[Stored data entries]
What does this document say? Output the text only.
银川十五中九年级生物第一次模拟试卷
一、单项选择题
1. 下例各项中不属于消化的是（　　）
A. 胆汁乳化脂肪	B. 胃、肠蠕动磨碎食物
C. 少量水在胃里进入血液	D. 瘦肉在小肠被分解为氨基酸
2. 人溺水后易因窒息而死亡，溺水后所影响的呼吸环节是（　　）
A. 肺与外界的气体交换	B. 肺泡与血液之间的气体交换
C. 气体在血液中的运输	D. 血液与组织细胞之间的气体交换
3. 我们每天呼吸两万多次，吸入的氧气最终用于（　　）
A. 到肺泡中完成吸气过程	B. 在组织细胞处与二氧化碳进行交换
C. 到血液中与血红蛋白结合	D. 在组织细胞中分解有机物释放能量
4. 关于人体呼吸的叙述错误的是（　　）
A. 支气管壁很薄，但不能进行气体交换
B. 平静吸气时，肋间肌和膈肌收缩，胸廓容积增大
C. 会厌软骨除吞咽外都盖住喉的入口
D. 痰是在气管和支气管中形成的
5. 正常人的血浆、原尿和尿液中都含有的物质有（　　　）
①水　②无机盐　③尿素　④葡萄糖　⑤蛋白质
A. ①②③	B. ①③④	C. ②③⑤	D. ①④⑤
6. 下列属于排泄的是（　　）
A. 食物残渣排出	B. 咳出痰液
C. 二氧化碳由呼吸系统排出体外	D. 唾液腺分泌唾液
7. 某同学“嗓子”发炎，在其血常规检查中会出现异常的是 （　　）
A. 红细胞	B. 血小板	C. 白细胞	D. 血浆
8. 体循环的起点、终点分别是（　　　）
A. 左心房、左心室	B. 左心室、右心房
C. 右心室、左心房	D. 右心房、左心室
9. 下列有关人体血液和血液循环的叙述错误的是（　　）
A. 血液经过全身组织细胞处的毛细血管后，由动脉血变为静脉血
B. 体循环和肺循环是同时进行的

...

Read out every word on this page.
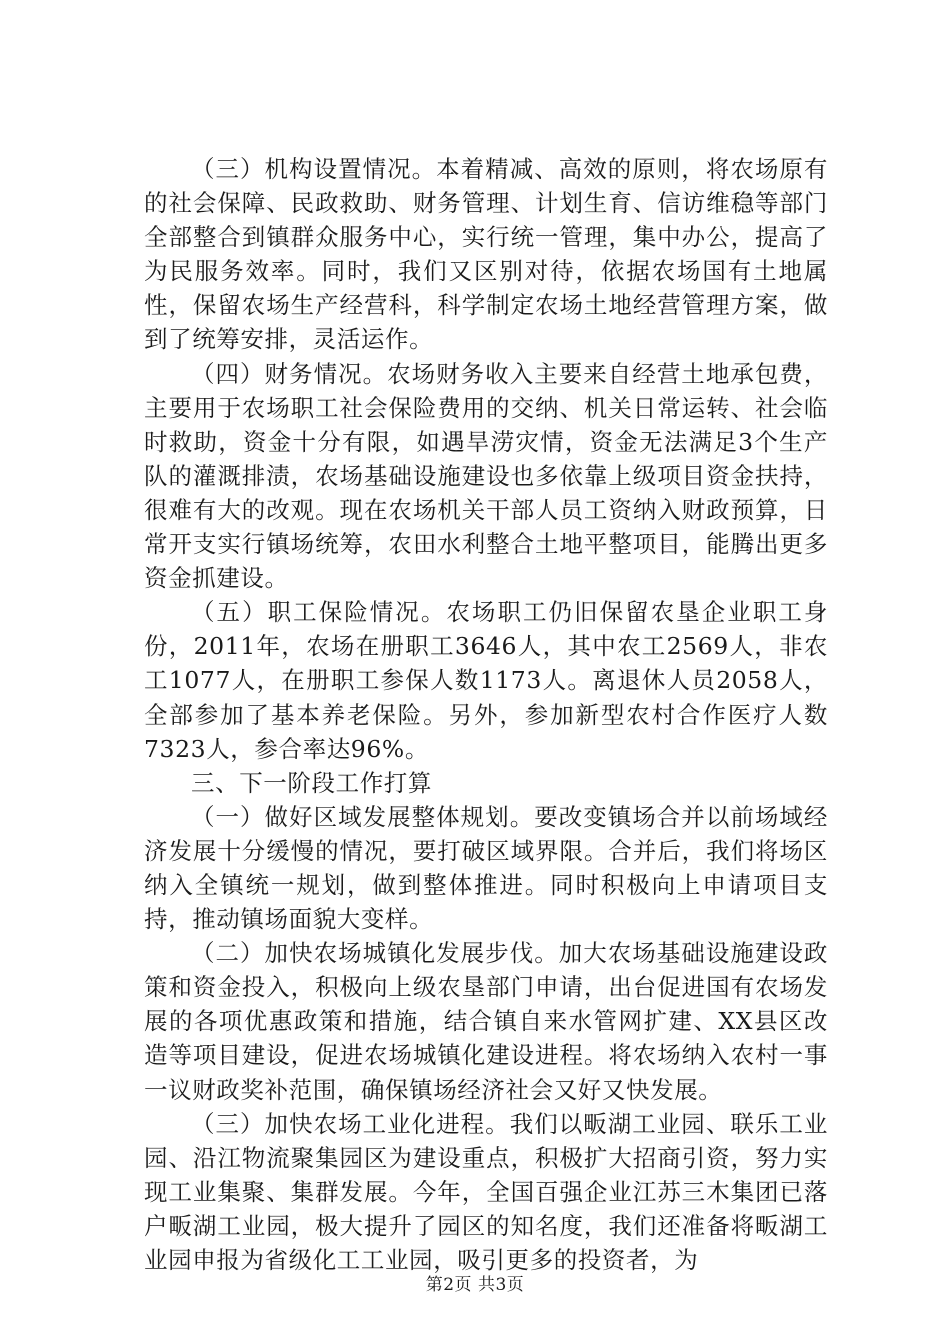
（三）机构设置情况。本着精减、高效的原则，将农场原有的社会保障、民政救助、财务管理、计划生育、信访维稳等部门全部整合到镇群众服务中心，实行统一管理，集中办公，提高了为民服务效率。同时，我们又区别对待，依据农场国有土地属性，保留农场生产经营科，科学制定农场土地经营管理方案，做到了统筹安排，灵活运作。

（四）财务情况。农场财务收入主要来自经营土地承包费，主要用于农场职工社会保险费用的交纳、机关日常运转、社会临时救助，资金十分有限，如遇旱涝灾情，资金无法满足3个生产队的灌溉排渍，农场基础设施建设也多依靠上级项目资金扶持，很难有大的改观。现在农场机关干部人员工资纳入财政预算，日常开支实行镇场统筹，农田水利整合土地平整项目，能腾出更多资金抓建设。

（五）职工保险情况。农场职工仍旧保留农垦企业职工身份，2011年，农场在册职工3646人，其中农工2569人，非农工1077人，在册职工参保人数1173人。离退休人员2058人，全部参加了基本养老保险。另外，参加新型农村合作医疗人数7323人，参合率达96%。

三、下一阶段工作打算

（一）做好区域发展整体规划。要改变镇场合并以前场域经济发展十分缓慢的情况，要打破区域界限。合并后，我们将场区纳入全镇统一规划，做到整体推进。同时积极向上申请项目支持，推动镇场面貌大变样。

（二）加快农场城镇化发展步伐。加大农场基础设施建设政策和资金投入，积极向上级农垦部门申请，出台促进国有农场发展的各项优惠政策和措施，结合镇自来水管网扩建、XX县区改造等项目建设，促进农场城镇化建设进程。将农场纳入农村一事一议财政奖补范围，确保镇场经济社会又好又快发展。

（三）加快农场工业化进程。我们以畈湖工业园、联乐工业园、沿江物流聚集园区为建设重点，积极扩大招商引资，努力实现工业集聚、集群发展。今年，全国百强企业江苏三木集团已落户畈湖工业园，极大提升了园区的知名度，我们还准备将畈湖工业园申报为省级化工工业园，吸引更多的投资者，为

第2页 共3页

* _Goal of the exercise_: Using the listing above, show each line holding the string "this".

* _The response_:
What does this document say? Output the text only.
Read out every word on this page.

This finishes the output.